# [INPUT DATA]

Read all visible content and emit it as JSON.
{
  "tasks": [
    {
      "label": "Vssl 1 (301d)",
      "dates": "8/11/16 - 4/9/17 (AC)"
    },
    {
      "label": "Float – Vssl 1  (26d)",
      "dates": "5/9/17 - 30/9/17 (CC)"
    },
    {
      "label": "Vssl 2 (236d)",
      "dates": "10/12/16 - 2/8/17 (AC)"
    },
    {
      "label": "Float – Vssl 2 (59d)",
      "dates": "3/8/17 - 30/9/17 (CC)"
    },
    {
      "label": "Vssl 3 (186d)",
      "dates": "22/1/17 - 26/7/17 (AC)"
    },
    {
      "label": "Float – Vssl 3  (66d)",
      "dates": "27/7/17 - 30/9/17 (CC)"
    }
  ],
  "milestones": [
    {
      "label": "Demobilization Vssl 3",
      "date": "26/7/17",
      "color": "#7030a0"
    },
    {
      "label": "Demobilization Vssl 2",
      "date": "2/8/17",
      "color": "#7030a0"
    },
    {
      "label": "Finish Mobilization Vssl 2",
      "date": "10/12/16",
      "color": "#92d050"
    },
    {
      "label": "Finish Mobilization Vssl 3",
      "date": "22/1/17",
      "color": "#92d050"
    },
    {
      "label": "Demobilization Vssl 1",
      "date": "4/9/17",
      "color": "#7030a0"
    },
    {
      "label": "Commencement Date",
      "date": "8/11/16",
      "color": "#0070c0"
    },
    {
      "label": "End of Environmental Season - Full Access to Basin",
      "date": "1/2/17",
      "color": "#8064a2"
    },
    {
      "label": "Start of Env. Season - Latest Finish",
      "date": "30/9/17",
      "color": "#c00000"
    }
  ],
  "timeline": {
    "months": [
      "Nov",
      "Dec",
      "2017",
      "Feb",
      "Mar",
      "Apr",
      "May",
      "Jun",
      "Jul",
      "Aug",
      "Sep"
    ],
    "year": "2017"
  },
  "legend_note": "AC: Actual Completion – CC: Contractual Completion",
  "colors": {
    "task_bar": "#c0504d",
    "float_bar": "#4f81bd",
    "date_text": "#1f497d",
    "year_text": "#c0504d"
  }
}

# [TASK TO COMPLETE]
Transcribe each entry precisely, missing none.

# [RESULT]
Read all visible content and emit it as JSON.
{
  "tasks": [
    {
      "label": "Vssl 1 (301d)",
      "dates": "8/11/16 - 4/9/17 (AC)"
    },
    {
      "label": "Float – Vssl 1  (26d)",
      "dates": "5/9/17 - 30/9/17 (CC)"
    },
    {
      "label": "Vssl 2 (236d)",
      "dates": "10/12/16 - 2/8/17 (AC)"
    },
    {
      "label": "Float – Vssl 2 (59d)",
      "dates": "3/8/17 - 30/9/17 (CC)"
    },
    {
      "label": "Vssl 3 (186d)",
      "dates": "22/1/17 - 26/7/17 (AC)"
    },
    {
      "label": "Float – Vssl 3  (66d)",
      "dates": "27/7/17 - 30/9/17 (CC)"
    }
  ],
  "milestones": [
    {
      "label": "Demobilization Vssl 3",
      "date": "26/7/17",
      "color": "#7030a0"
    },
    {
      "label": "Demobilization Vssl 2",
      "date": "2/8/17",
      "color": "#7030a0"
    },
    {
      "label": "Finish Mobilization Vssl 2",
      "date": "10/12/16",
      "color": "#92d050"
    },
    {
      "label": "Finish Mobilization Vssl 3",
      "date": "22/1/17",
      "color": "#92d050"
    },
    {
      "label": "Demobilization Vssl 1",
      "date": "4/9/17",
      "color": "#7030a0"
    },
    {
      "label": "Commencement Date",
      "date": "8/11/16",
      "color": "#0070c0"
    },
    {
      "label": "End of Environmental Season - Full Access to Basin",
      "date": "1/2/17",
      "color": "#8064a2"
    },
    {
      "label": "Start of Env. Season - Latest Finish",
      "date": "30/9/17",
      "color": "#c00000"
    }
  ],
  "timeline": {
    "months": [
      "Nov",
      "Dec",
      "2017",
      "Feb",
      "Mar",
      "Apr",
      "May",
      "Jun",
      "Jul",
      "Aug",
      "Sep"
    ],
    "year": "2017"
  },
  "legend_note": "AC: Actual Completion – CC: Contractual Completion",
  "colors": {
    "task_bar": "#c0504d",
    "float_bar": "#4f81bd",
    "date_text": "#1f497d",
    "year_text": "#c0504d"
  }
}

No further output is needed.